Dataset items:
==========

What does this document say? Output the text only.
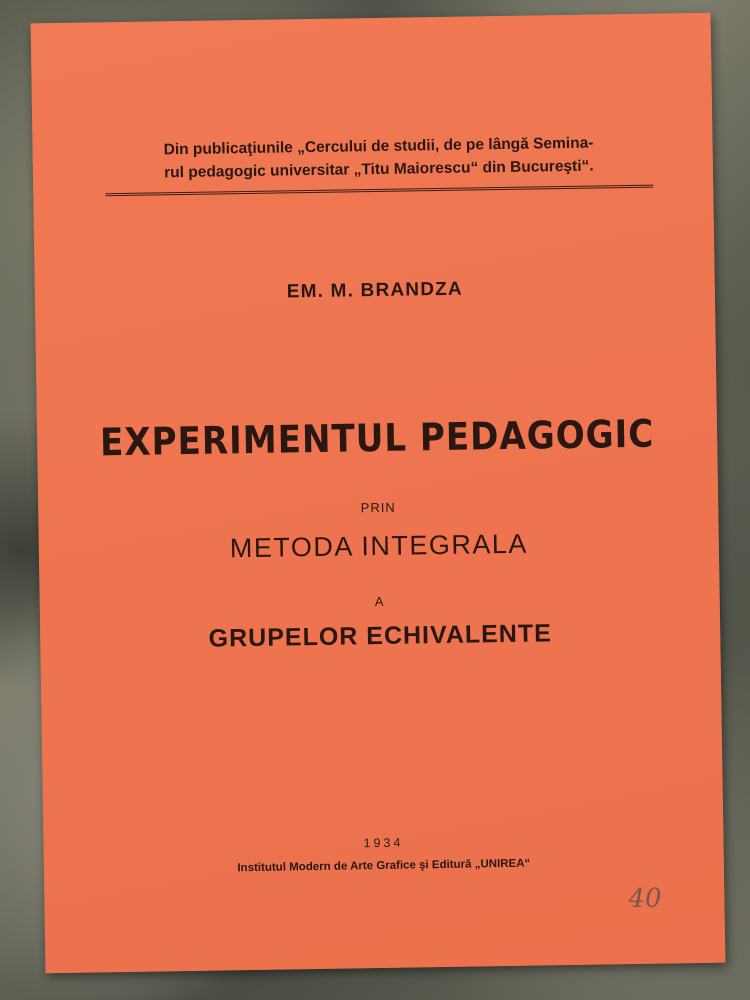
Din publicaţiunile „Cercului de studii, de pe lângă Semina-
rul pedagogic universitar „Titu Maiorescu“ din Bucureşti“.
EM. M. BRANDZA
EXPERIMENTUL PEDAGOGIC
PRIN
METODA INTEGRALA
A
GRUPELOR ECHIVALENTE
1934
Institutul Modern de Arte Grafice şi Editură „UNIREA“
40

==========

▶ Your objective
Every line above should be repeated exactly; pictures stay out of the copy.

▶ Finished exercise
What does this document say? Output the text only.
Din publicaţiunile „Cercului de studii, de pe lângă Semina-
rul pedagogic universitar „Titu Maiorescu“ din Bucureşti“.
EM. M. BRANDZA
EXPERIMENTUL PEDAGOGIC
PRIN
METODA INTEGRALA
A
GRUPELOR ECHIVALENTE
1934
Institutul Modern de Arte Grafice şi Editură „UNIREA“
40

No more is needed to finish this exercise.